▶ DATA LISTING:
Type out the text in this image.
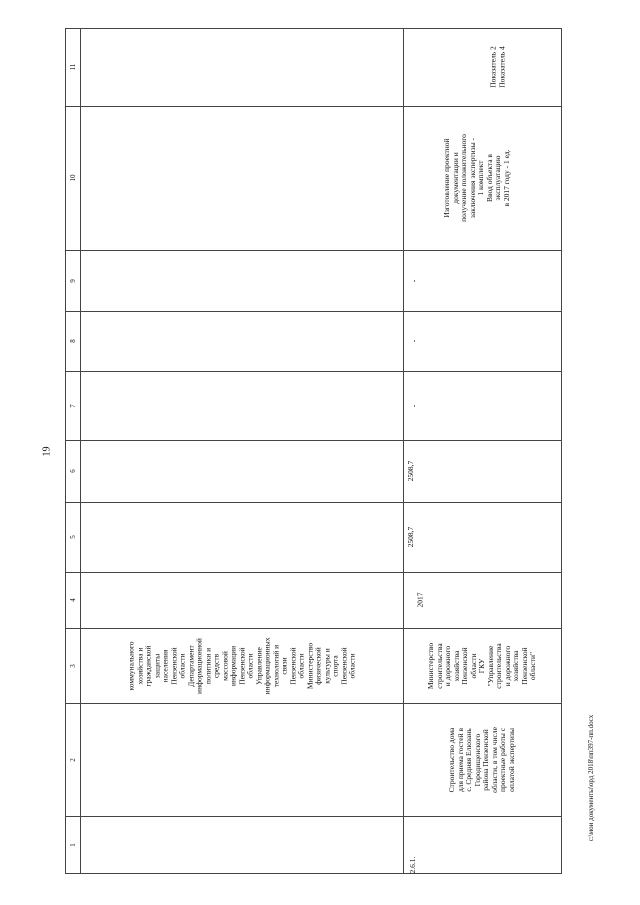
19
c:\мои документы\орд 2018\пп397-пп.docx
1
2
3
4
5
6
7
8
9
10
11
коммунального
хозяйства и
гражданской
защиты
населения
Пензенской
области
Департамент
информационной
политики и
средств
массовой
информации
Пензенской
области
Управление
информационных
технологий и
связи
Пензенской
области
Министерство
физической
культуры и
спорта
Пензенской
области
2.6.1.
Строительство дома
для приема гостей в
с. Средняя Елюзань
Городищенского
района Пензенской
области, в том числе
проектные работы с
оплатой экспертизы
Министерство
строительства
и дорожного
хозяйства
Пензенской
области
ГКУ
"Управление
строительства
и дорожного
хозяйства
Пензенской
области"
2017
2508,7
2508,7
-
-
-
Изготовление проектной
документации и
получение положительного
заключения экспертизы -
1 комплект
Ввод объекта в
эксплуатацию
в 2017 году - 1 ед.
Показатель 2
Показатель 4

▶ WRITTEN REQUEST: Print the records word for word and exclude any picture they hold.

▶ RESPONSE:
Type out the text in this image.
19
c:\мои документы\орд 2018\пп397-пп.docx
1
2
3
4
5
6
7
8
9
10
11
коммунального
хозяйства и
гражданской
защиты
населения
Пензенской
области
Департамент
информационной
политики и
средств
массовой
информации
Пензенской
области
Управление
информационных
технологий и
связи
Пензенской
области
Министерство
физической
культуры и
спорта
Пензенской
области
2.6.1.
Строительство дома
для приема гостей в
с. Средняя Елюзань
Городищенского
района Пензенской
области, в том числе
проектные работы с
оплатой экспертизы
Министерство
строительства
и дорожного
хозяйства
Пензенской
области
ГКУ
"Управление
строительства
и дорожного
хозяйства
Пензенской
области"
2017
2508,7
2508,7
-
-
-
Изготовление проектной
документации и
получение положительного
заключения экспертизы -
1 комплект
Ввод объекта в
эксплуатацию
в 2017 году - 1 ед.
Показатель 2
Показатель 4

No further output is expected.